[Collected data]
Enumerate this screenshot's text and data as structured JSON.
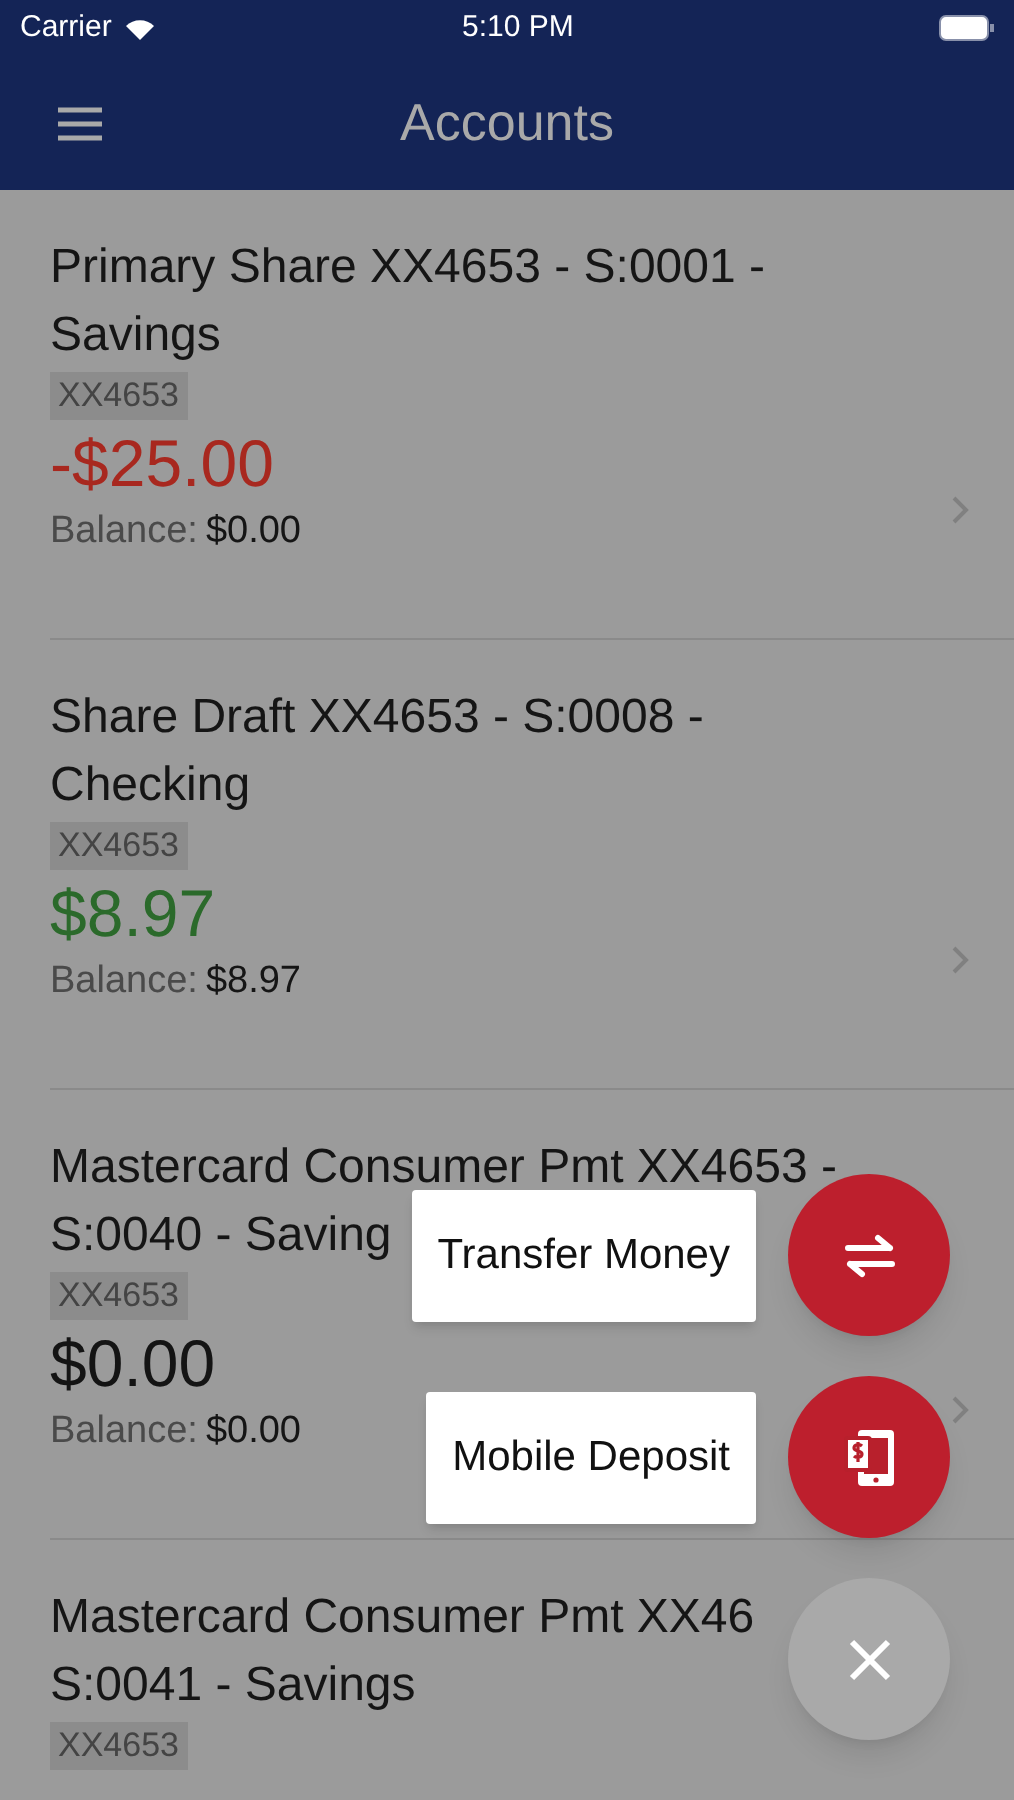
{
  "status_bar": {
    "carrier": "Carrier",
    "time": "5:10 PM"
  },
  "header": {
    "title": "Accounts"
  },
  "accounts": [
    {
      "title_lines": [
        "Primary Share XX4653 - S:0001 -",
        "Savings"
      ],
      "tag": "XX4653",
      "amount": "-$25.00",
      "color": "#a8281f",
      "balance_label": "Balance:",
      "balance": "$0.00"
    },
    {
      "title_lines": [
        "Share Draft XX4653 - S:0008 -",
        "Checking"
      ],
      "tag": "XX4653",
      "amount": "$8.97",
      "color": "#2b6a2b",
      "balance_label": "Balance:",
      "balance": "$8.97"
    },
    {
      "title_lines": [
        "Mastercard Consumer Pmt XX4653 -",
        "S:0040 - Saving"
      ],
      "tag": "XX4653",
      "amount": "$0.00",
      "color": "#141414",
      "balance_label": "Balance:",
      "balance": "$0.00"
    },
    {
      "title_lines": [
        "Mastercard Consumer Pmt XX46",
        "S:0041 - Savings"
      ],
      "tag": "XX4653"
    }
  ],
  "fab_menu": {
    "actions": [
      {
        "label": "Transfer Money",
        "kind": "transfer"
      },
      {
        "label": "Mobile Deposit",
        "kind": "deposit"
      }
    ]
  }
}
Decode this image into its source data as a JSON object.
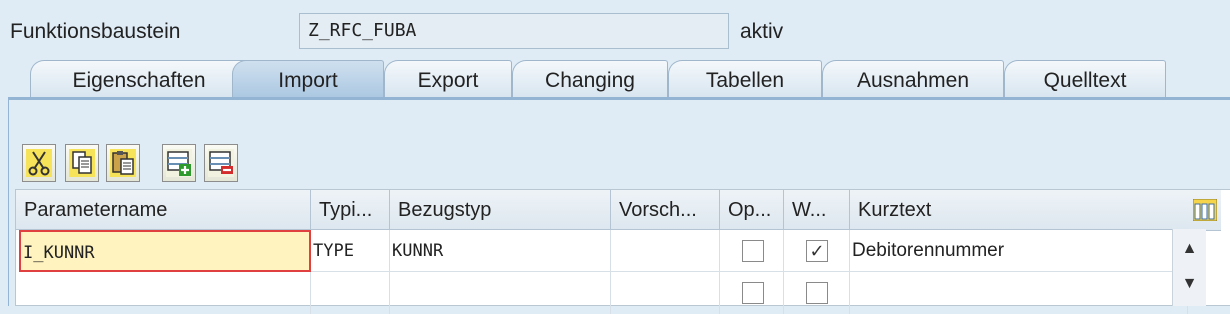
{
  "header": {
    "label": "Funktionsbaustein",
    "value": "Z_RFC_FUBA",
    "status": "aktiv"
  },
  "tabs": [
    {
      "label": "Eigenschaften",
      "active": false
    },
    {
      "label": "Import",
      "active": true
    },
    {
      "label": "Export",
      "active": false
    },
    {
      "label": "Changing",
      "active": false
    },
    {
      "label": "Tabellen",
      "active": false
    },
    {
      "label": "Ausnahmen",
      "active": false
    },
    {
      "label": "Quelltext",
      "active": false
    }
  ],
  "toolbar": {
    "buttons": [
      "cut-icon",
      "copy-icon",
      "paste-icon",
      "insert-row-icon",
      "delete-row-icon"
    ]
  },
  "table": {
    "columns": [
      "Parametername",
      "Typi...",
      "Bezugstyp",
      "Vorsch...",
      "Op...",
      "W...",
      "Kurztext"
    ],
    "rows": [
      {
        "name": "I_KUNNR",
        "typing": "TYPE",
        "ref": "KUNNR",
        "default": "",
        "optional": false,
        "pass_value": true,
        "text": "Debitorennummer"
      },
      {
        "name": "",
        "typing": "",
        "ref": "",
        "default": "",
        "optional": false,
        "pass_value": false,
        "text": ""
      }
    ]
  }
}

[Stated exercise] Your task is to list each line of the records with the word "Mastercard".

[Full response]
        "Mastercard Consumer Pmt XX4653 -",
        "Mastercard Consumer Pmt XX46",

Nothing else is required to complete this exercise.